Provided passage:
^^^^^^^^

Thewheelsonthebusgoround · 11/03/2019 19:05

If he doesn’t believe me it will make it a billion times worse. A few years ago we had quite a serious incident where she potentially could have caused me a massive problem at work, think work laptop and unsavoury websites. I raised it with DH and he said she wouldn’t do it and it must have been someone at work. I know for a fact it was her as IT were able to tell me exactly when she’d been on the site. DH simply wouldn’t Believe it. It caused the most terrible row and I very nearly left him, I can’t go through that again.

OP posts:
AuntieCJ · 11/03/2019 19:11

Why stay with a man who thinks you're a liar? I'd be packing.

pallisers · 11/03/2019 19:11

You can avoid her as much as you like but the problem isn't going away. Your dh is really the problem here. He is failing his wife and he is utterly failing his child by not doing the hard bit of parenting - facing when you child has done something wrong, calling them on it, and helping them do better in the future.

^^^^^^^^

Records from a dataset:
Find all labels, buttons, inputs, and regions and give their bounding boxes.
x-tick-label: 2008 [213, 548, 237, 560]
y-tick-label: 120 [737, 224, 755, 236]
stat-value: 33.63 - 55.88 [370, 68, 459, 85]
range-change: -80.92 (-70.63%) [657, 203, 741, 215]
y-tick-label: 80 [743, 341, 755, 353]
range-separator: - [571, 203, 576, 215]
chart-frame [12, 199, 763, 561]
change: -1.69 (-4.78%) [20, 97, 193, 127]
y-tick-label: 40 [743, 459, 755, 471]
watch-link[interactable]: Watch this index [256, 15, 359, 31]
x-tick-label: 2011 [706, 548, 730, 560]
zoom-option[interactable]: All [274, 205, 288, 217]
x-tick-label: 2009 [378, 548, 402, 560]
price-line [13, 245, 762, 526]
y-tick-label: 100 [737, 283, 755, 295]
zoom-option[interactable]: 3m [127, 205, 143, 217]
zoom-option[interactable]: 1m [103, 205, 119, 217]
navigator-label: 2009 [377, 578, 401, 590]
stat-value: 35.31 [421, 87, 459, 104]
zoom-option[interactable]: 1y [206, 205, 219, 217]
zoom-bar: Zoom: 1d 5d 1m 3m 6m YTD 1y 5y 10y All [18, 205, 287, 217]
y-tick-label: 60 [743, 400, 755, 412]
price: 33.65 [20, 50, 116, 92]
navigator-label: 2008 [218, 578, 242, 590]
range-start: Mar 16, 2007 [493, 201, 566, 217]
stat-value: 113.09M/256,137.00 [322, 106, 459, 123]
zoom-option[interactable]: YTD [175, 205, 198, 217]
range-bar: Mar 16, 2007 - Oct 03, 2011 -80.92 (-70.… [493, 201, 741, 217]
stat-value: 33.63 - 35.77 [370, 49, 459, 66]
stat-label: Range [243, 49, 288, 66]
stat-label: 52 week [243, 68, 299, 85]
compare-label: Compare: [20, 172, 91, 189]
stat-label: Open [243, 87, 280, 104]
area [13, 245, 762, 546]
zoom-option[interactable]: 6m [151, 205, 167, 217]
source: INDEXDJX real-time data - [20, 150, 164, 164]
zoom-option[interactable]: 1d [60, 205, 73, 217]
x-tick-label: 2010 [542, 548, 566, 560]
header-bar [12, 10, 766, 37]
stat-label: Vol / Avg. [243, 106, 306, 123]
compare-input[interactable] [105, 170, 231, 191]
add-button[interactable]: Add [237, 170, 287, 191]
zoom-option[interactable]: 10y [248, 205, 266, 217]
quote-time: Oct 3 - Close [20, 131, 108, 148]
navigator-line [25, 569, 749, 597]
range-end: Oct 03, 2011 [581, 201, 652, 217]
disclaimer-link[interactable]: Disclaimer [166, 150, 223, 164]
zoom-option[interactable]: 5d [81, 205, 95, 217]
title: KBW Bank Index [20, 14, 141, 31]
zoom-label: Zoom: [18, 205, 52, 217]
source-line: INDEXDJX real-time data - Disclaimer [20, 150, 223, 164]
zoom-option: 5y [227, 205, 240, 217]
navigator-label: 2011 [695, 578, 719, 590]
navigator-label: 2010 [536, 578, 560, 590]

^^^^^^^^

Brief:
Please extract, word for word, the part of the forum thread that opens with the words containing "You can avoid" and closes with "in the future.".

Written answer:
You can avoid her as much as you like but the problem isn't going away. Your dh is really the problem here. He is failing his wife and he is utterly failing his child by not doing the hard bit of parenting - facing when you child has done something wrong, calling them on it, and helping them do better in the future.